- _Task objective_: Return a copy of every line in the records that includes the word "ศาลาว".

- _Data records_:
§
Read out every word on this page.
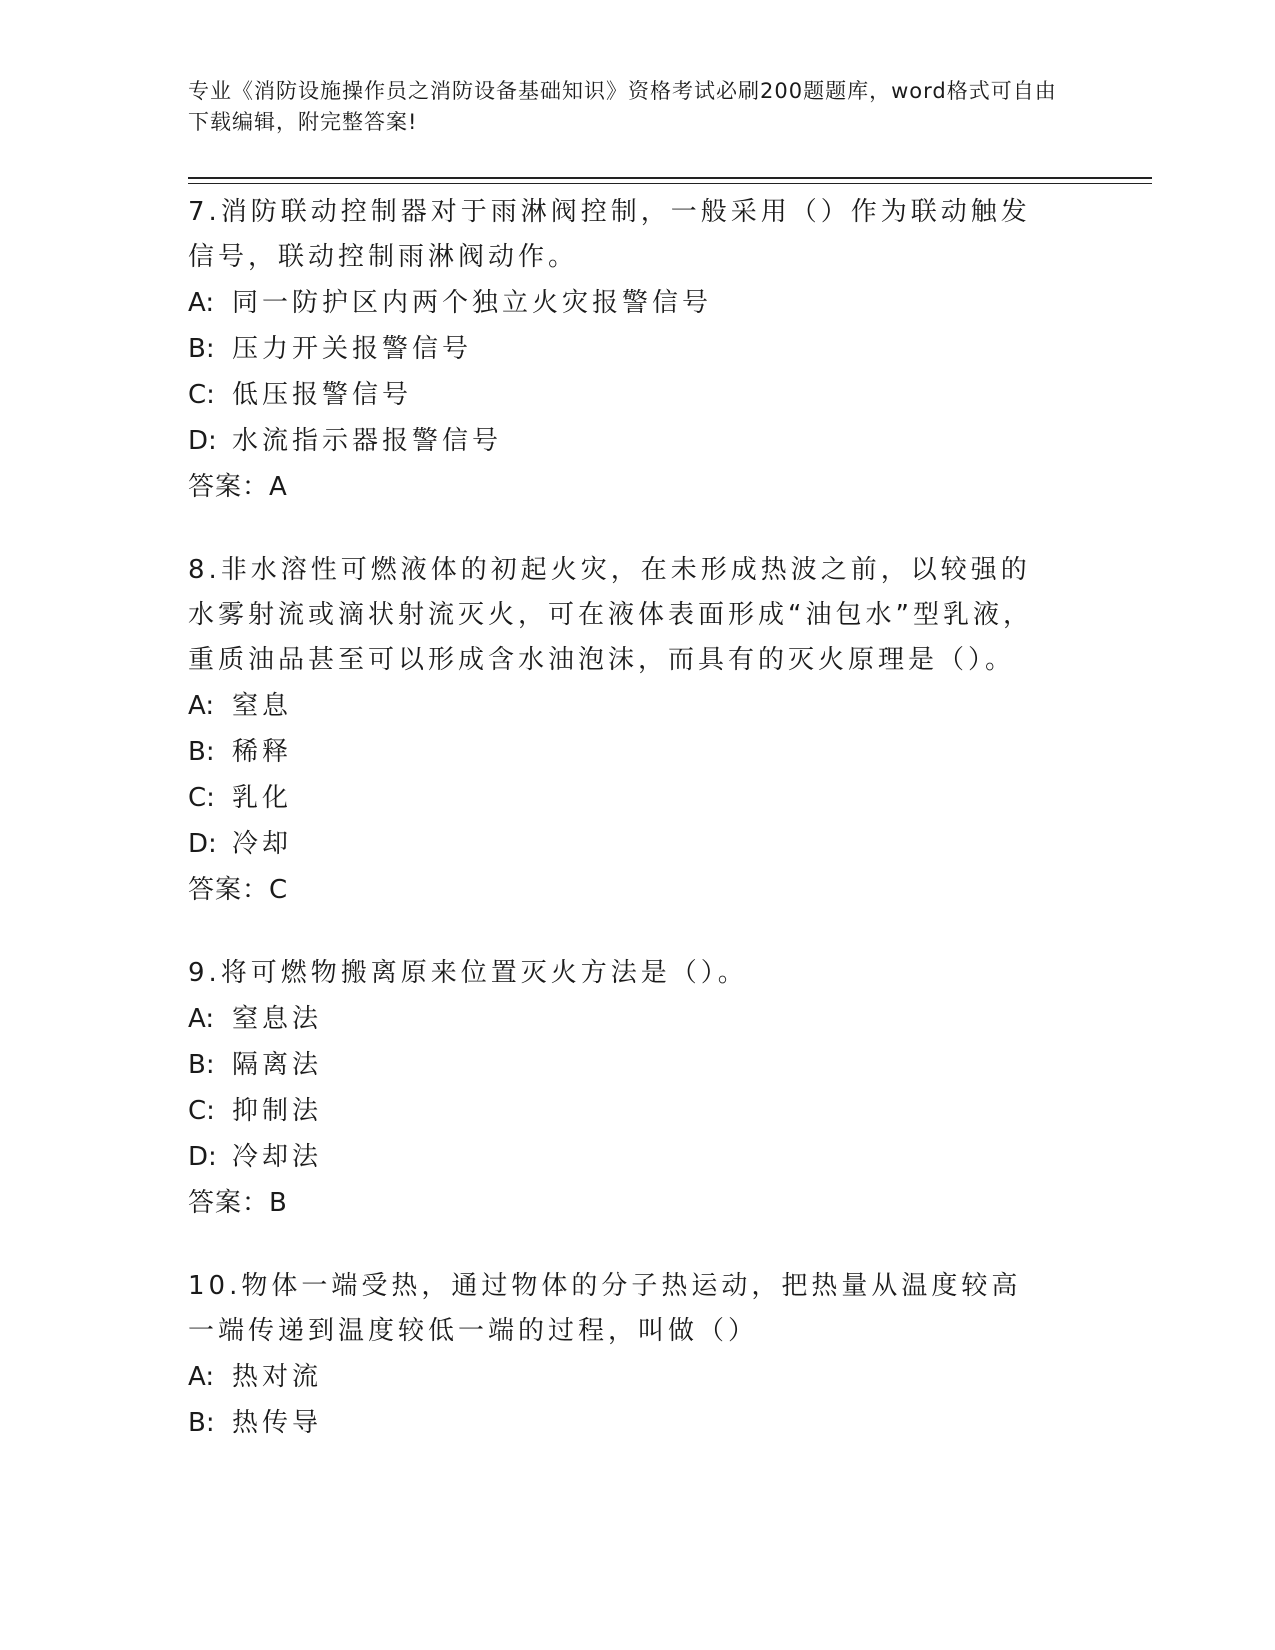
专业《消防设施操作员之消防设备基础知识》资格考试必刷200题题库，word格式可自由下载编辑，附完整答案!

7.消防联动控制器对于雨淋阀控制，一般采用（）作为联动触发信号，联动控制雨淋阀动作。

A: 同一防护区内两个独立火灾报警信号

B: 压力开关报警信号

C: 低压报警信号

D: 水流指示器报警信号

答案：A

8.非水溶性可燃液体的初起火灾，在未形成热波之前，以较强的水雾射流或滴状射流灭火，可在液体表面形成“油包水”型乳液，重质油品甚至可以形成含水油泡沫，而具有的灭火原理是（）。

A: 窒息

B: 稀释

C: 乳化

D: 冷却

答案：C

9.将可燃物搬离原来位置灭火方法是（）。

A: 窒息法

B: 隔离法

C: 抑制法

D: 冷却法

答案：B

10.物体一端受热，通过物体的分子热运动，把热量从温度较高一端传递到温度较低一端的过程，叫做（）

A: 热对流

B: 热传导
§
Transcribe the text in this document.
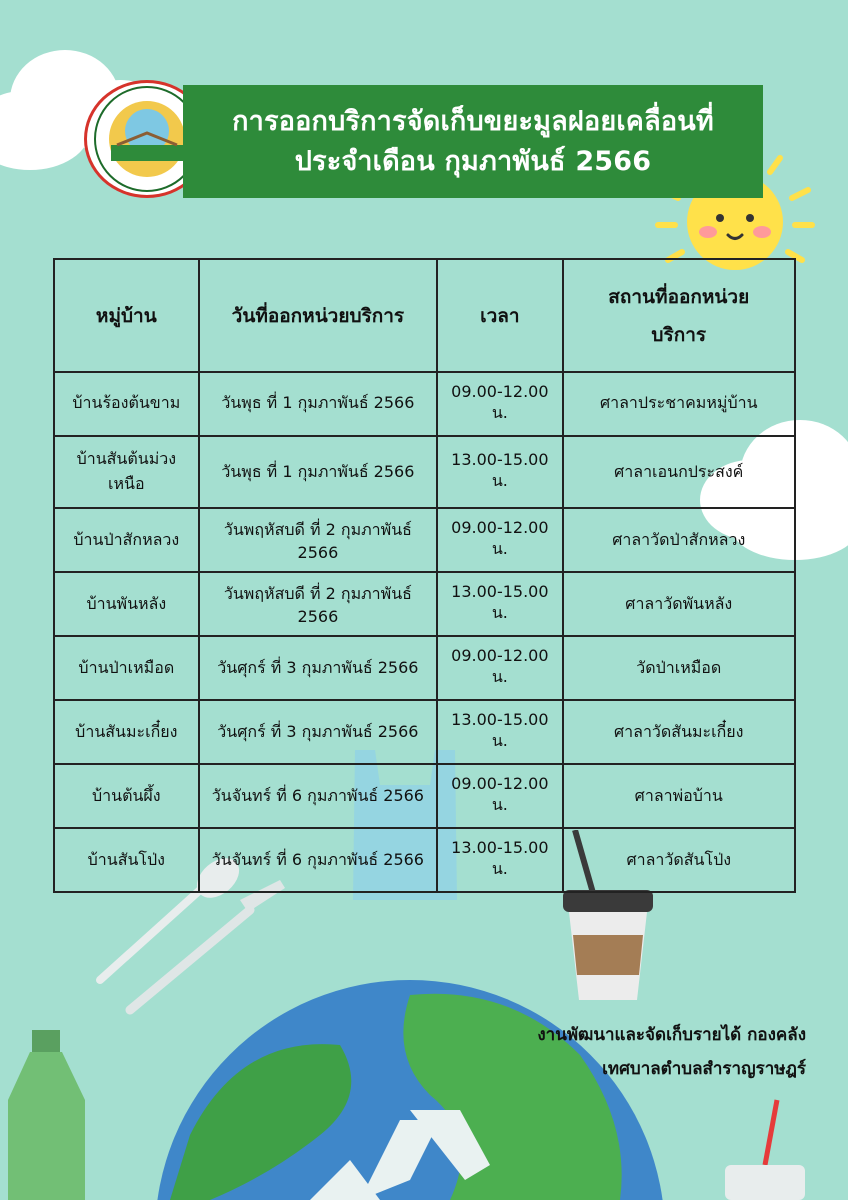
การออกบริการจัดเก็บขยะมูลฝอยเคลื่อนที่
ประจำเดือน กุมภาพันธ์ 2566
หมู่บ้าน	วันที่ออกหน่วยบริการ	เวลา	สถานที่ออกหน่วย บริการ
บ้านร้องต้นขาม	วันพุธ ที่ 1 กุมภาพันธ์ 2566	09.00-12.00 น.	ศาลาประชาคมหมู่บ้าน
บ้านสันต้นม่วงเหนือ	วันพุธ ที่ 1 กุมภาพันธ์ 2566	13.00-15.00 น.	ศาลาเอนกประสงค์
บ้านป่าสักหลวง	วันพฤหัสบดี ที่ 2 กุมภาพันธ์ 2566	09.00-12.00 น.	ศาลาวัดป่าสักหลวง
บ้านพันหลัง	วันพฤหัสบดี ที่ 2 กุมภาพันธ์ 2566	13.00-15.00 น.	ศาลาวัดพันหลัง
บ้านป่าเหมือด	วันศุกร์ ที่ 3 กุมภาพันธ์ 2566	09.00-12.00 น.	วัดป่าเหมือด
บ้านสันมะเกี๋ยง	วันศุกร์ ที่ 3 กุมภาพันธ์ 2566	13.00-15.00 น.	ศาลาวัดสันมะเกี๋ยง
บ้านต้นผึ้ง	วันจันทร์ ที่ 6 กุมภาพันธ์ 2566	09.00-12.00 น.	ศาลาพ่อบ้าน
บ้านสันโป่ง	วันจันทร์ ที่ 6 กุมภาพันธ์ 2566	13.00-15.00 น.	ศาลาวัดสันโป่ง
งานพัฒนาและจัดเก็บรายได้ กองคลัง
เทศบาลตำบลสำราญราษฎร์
§
- _Response_:
บ้านป่าสักหลวง	วันพฤหัสบดี ที่ 2 กุมภาพันธ์ 2566	09.00-12.00 น.	ศาลาวัดป่าสักหลวง
บ้านพันหลัง	วันพฤหัสบดี ที่ 2 กุมภาพันธ์ 2566	13.00-15.00 น.	ศาลาวัดพันหลัง
บ้านสันมะเกี๋ยง	วันศุกร์ ที่ 3 กุมภาพันธ์ 2566	13.00-15.00 น.	ศาลาวัดสันมะเกี๋ยง
บ้านสันโป่ง	วันจันทร์ ที่ 6 กุมภาพันธ์ 2566	13.00-15.00 น.	ศาลาวัดสันโป่ง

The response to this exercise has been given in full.